◆ **WHAT IS EXPECTED**: Each line in the entries below that holds the string "ngày" is to be listed.

◆ **LISTING**:
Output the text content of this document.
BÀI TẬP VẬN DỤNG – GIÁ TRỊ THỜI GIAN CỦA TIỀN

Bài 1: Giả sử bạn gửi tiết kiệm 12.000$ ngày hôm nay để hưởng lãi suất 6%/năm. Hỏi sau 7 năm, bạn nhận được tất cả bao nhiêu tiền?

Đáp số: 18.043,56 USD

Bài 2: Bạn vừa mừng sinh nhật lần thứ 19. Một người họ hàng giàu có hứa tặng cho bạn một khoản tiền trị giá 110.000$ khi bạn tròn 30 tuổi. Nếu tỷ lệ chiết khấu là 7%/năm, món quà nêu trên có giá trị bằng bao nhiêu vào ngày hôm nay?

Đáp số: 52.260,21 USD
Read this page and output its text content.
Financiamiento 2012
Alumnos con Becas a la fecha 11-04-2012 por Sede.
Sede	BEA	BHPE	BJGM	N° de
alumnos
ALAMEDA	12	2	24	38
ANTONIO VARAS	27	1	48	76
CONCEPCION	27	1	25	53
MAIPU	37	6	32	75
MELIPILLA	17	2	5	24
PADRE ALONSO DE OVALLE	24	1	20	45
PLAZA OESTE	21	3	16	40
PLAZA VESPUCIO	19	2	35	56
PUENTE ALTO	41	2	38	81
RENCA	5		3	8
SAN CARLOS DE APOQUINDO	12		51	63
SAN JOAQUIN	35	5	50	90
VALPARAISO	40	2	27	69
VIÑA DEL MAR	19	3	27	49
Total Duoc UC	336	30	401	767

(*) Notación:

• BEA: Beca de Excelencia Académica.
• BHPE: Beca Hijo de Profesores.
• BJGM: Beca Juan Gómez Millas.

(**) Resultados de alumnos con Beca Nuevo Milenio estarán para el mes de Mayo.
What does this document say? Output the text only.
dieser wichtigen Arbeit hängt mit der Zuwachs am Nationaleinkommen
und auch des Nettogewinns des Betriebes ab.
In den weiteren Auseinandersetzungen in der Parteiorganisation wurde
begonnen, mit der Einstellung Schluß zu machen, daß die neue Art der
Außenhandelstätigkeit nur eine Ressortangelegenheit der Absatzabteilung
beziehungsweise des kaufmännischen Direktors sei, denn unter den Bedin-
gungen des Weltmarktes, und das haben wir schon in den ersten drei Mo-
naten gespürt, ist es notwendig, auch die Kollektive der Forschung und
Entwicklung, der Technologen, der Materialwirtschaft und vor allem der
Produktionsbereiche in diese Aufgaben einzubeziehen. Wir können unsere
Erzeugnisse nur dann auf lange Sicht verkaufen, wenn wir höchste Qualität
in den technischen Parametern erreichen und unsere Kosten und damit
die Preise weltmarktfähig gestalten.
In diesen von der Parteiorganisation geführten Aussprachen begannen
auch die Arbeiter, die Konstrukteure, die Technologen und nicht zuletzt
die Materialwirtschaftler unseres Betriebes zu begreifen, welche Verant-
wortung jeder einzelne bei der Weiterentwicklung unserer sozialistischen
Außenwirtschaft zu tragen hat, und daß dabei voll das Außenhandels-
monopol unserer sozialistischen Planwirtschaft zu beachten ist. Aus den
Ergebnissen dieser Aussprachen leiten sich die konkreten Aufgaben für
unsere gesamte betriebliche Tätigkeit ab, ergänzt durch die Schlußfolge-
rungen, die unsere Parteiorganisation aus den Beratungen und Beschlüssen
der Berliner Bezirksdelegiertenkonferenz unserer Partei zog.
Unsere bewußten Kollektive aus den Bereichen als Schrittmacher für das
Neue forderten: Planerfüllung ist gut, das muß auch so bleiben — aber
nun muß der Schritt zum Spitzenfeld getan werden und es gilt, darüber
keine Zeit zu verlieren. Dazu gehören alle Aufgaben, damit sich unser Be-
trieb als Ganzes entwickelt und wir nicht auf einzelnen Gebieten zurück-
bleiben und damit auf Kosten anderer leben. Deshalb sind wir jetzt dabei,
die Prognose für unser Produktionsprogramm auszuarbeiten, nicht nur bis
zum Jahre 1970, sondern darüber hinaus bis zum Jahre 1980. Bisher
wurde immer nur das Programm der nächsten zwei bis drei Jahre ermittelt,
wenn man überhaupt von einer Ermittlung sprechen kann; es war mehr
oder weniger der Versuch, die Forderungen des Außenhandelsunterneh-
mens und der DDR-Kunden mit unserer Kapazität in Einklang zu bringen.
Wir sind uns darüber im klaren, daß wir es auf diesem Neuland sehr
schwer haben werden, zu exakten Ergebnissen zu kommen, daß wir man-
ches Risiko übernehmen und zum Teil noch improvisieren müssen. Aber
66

◆ **RESULT**:
Bài 1: Giả sử bạn gửi tiết kiệm 12.000$ ngày hôm nay để hưởng lãi suất 6%/năm. Hỏi sau 7 năm, bạn nhận được tất cả bao nhiêu tiền?
Bài 2: Bạn vừa mừng sinh nhật lần thứ 19. Một người họ hàng giàu có hứa tặng cho bạn một khoản tiền trị giá 110.000$ khi bạn tròn 30 tuổi. Nếu tỷ lệ chiết khấu là 7%/năm, món quà nêu trên có giá trị bằng bao nhiêu vào ngày hôm nay?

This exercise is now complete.